**GIVEN PROBLEM:** Your answer should be a single number: the count of lines containing the string "signal".

-- Begin --

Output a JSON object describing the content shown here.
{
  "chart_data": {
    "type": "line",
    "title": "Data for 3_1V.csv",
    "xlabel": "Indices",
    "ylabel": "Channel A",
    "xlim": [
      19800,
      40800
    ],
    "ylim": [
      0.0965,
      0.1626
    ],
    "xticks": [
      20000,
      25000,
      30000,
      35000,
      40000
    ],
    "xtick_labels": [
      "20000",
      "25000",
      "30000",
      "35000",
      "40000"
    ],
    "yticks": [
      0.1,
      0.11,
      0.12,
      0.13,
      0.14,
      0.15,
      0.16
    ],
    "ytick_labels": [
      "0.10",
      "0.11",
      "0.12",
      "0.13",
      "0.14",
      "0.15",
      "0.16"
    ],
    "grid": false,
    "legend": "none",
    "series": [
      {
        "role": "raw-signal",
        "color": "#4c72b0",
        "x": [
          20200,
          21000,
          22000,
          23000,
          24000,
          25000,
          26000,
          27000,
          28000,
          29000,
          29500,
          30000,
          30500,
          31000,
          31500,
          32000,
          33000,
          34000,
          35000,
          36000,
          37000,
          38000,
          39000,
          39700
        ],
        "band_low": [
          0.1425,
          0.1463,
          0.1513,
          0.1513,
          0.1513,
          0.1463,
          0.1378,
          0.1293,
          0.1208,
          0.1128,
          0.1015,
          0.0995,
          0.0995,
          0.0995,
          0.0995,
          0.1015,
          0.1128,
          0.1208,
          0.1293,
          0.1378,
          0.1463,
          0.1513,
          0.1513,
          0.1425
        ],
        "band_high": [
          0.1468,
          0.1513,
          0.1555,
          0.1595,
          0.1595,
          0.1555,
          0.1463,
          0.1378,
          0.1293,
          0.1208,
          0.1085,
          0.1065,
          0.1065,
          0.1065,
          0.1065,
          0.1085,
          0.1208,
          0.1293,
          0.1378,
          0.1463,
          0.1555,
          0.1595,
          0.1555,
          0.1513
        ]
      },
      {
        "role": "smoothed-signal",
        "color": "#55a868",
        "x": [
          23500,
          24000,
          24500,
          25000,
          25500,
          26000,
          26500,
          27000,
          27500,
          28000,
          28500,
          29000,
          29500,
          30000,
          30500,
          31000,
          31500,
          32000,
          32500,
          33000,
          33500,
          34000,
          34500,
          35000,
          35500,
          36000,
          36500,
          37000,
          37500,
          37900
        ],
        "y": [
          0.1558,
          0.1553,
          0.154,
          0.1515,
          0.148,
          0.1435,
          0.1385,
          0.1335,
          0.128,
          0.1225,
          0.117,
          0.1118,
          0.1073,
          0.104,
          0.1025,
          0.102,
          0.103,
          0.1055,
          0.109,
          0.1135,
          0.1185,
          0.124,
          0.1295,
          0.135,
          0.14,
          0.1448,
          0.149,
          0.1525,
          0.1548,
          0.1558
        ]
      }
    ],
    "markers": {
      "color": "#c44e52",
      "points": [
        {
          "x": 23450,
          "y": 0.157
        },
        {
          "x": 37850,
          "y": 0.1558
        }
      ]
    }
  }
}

-- End --

**SOLUTION TO THIS TASK:** 2